* _MATERIAL_
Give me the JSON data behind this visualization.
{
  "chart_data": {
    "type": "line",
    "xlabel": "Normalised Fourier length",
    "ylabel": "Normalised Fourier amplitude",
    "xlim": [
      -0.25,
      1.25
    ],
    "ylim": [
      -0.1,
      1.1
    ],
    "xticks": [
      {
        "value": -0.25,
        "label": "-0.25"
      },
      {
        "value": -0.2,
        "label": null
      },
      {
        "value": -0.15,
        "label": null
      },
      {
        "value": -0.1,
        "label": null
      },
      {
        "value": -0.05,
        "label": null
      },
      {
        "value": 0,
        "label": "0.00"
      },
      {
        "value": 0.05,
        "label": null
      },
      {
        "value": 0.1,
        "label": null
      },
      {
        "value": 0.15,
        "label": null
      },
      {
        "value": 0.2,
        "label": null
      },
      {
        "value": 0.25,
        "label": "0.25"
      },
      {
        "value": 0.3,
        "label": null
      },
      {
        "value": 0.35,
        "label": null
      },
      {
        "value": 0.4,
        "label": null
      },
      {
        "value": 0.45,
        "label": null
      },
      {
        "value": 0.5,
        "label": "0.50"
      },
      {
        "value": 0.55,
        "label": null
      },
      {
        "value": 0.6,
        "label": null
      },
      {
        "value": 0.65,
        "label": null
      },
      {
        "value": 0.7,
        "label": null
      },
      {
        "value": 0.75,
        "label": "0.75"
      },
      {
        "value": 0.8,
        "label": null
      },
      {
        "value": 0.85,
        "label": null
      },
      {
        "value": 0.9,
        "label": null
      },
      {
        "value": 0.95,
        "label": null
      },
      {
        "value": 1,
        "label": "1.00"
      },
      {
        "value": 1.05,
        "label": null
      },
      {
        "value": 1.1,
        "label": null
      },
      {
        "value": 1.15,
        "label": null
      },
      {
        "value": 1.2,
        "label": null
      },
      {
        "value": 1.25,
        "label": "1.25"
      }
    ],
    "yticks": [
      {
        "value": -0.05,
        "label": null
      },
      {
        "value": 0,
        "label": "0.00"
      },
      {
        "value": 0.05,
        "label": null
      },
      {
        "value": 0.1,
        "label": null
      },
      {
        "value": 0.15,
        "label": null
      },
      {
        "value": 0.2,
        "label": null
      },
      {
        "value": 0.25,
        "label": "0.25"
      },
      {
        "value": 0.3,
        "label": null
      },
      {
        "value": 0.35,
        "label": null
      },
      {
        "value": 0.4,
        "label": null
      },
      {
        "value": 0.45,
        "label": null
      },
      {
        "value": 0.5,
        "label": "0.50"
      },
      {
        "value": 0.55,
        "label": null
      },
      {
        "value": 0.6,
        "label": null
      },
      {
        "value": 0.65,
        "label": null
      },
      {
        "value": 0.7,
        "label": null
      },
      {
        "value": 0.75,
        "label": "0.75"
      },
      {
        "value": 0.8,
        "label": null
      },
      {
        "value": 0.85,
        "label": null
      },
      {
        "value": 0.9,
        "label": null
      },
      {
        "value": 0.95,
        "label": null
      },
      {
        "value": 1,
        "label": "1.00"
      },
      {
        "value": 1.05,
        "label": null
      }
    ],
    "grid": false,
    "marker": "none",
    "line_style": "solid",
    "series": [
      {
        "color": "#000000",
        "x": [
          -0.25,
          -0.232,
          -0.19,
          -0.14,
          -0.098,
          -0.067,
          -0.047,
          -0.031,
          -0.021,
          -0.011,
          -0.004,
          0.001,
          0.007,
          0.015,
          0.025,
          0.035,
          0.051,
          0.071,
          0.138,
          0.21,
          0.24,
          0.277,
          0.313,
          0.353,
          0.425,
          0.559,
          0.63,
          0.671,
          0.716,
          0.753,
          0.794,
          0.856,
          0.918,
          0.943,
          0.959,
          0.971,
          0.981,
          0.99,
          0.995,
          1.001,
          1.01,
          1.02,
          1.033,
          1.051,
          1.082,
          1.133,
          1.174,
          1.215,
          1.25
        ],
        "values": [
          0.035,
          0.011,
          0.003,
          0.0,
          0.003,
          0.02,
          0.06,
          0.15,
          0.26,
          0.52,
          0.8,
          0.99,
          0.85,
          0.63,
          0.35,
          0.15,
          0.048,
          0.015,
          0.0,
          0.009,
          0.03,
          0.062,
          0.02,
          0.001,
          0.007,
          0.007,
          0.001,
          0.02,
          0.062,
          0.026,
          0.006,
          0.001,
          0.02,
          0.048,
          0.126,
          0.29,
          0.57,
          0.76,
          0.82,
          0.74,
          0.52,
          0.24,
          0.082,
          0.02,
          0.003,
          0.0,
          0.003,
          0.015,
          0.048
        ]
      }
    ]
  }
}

* _EXERCISE_
Transcribe all the entries, keeping each one exactly as it is.

* _EXERCISE ANSWER_
Give me the JSON data behind this visualization.
{
  "chart_data": {
    "type": "line",
    "xlabel": "Normalised Fourier length",
    "ylabel": "Normalised Fourier amplitude",
    "xlim": [
      -0.25,
      1.25
    ],
    "ylim": [
      -0.1,
      1.1
    ],
    "xticks": [
      {
        "value": -0.25,
        "label": "-0.25"
      },
      {
        "value": -0.2,
        "label": null
      },
      {
        "value": -0.15,
        "label": null
      },
      {
        "value": -0.1,
        "label": null
      },
      {
        "value": -0.05,
        "label": null
      },
      {
        "value": 0,
        "label": "0.00"
      },
      {
        "value": 0.05,
        "label": null
      },
      {
        "value": 0.1,
        "label": null
      },
      {
        "value": 0.15,
        "label": null
      },
      {
        "value": 0.2,
        "label": null
      },
      {
        "value": 0.25,
        "label": "0.25"
      },
      {
        "value": 0.3,
        "label": null
      },
      {
        "value": 0.35,
        "label": null
      },
      {
        "value": 0.4,
        "label": null
      },
      {
        "value": 0.45,
        "label": null
      },
      {
        "value": 0.5,
        "label": "0.50"
      },
      {
        "value": 0.55,
        "label": null
      },
      {
        "value": 0.6,
        "label": null
      },
      {
        "value": 0.65,
        "label": null
      },
      {
        "value": 0.7,
        "label": null
      },
      {
        "value": 0.75,
        "label": "0.75"
      },
      {
        "value": 0.8,
        "label": null
      },
      {
        "value": 0.85,
        "label": null
      },
      {
        "value": 0.9,
        "label": null
      },
      {
        "value": 0.95,
        "label": null
      },
      {
        "value": 1,
        "label": "1.00"
      },
      {
        "value": 1.05,
        "label": null
      },
      {
        "value": 1.1,
        "label": null
      },
      {
        "value": 1.15,
        "label": null
      },
      {
        "value": 1.2,
        "label": null
      },
      {
        "value": 1.25,
        "label": "1.25"
      }
    ],
    "yticks": [
      {
        "value": -0.05,
        "label": null
      },
      {
        "value": 0,
        "label": "0.00"
      },
      {
        "value": 0.05,
        "label": null
      },
      {
        "value": 0.1,
        "label": null
      },
      {
        "value": 0.15,
        "label": null
      },
      {
        "value": 0.2,
        "label": null
      },
      {
        "value": 0.25,
        "label": "0.25"
      },
      {
        "value": 0.3,
        "label": null
      },
      {
        "value": 0.35,
        "label": null
      },
      {
        "value": 0.4,
        "label": null
      },
      {
        "value": 0.45,
        "label": null
      },
      {
        "value": 0.5,
        "label": "0.50"
      },
      {
        "value": 0.55,
        "label": null
      },
      {
        "value": 0.6,
        "label": null
      },
      {
        "value": 0.65,
        "label": null
      },
      {
        "value": 0.7,
        "label": null
      },
      {
        "value": 0.75,
        "label": "0.75"
      },
      {
        "value": 0.8,
        "label": null
      },
      {
        "value": 0.85,
        "label": null
      },
      {
        "value": 0.9,
        "label": null
      },
      {
        "value": 0.95,
        "label": null
      },
      {
        "value": 1,
        "label": "1.00"
      },
      {
        "value": 1.05,
        "label": null
      }
    ],
    "grid": false,
    "marker": "none",
    "line_style": "solid",
    "series": [
      {
        "color": "#000000",
        "x": [
          -0.25,
          -0.232,
          -0.19,
          -0.14,
          -0.098,
          -0.067,
          -0.047,
          -0.031,
          -0.021,
          -0.011,
          -0.004,
          0.001,
          0.007,
          0.015,
          0.025,
          0.035,
          0.051,
          0.071,
          0.138,
          0.21,
          0.24,
          0.277,
          0.313,
          0.353,
          0.425,
          0.559,
          0.63,
          0.671,
          0.716,
          0.753,
          0.794,
          0.856,
          0.918,
          0.943,
          0.959,
          0.971,
          0.981,
          0.99,
          0.995,
          1.001,
          1.01,
          1.02,
          1.033,
          1.051,
          1.082,
          1.133,
          1.174,
          1.215,
          1.25
        ],
        "values": [
          0.035,
          0.011,
          0.003,
          0.0,
          0.003,
          0.02,
          0.06,
          0.15,
          0.26,
          0.52,
          0.8,
          0.99,
          0.85,
          0.63,
          0.35,
          0.15,
          0.048,
          0.015,
          0.0,
          0.009,
          0.03,
          0.062,
          0.02,
          0.001,
          0.007,
          0.007,
          0.001,
          0.02,
          0.062,
          0.026,
          0.006,
          0.001,
          0.02,
          0.048,
          0.126,
          0.29,
          0.57,
          0.76,
          0.82,
          0.74,
          0.52,
          0.24,
          0.082,
          0.02,
          0.003,
          0.0,
          0.003,
          0.015,
          0.048
        ]
      }
    ]
  }
}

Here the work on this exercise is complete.